- Stated goal
Repeat the whole listing exactly.

Dataset items:
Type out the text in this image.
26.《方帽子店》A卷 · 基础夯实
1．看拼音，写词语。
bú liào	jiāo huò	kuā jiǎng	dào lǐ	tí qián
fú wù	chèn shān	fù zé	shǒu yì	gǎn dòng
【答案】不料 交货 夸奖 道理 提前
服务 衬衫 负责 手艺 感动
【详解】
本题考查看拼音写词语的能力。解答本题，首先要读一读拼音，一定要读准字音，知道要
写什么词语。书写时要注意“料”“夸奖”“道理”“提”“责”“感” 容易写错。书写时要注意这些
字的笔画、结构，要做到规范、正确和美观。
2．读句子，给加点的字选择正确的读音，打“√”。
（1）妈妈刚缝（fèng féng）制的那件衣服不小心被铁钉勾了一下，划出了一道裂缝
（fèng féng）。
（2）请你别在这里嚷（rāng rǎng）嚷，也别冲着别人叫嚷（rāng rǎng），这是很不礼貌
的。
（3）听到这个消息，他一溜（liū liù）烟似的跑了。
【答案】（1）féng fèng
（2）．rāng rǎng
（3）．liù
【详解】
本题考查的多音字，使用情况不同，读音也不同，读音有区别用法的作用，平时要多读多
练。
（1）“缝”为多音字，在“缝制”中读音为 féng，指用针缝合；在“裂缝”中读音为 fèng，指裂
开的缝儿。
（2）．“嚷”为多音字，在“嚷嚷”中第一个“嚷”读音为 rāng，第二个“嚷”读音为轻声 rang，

- Worked solution
Type out the text in this image.
26.《方帽子店》A卷 · 基础夯实
1．看拼音，写词语。
bú liào	jiāo huò	kuā jiǎng	dào lǐ	tí qián
fú wù	chèn shān	fù zé	shǒu yì	gǎn dòng
【答案】不料 交货 夸奖 道理 提前
服务 衬衫 负责 手艺 感动
【详解】
本题考查看拼音写词语的能力。解答本题，首先要读一读拼音，一定要读准字音，知道要
写什么词语。书写时要注意“料”“夸奖”“道理”“提”“责”“感” 容易写错。书写时要注意这些
字的笔画、结构，要做到规范、正确和美观。
2．读句子，给加点的字选择正确的读音，打“√”。
（1）妈妈刚缝（fèng féng）制的那件衣服不小心被铁钉勾了一下，划出了一道裂缝
（fèng féng）。
（2）请你别在这里嚷（rāng rǎng）嚷，也别冲着别人叫嚷（rāng rǎng），这是很不礼貌
的。
（3）听到这个消息，他一溜（liū liù）烟似的跑了。
【答案】（1）féng fèng
（2）．rāng rǎng
（3）．liù
【详解】
本题考查的多音字，使用情况不同，读音也不同，读音有区别用法的作用，平时要多读多
练。
（1）“缝”为多音字，在“缝制”中读音为 féng，指用针缝合；在“裂缝”中读音为 fèng，指裂
开的缝儿。
（2）．“嚷”为多音字，在“嚷嚷”中第一个“嚷”读音为 rāng，第二个“嚷”读音为轻声 rang，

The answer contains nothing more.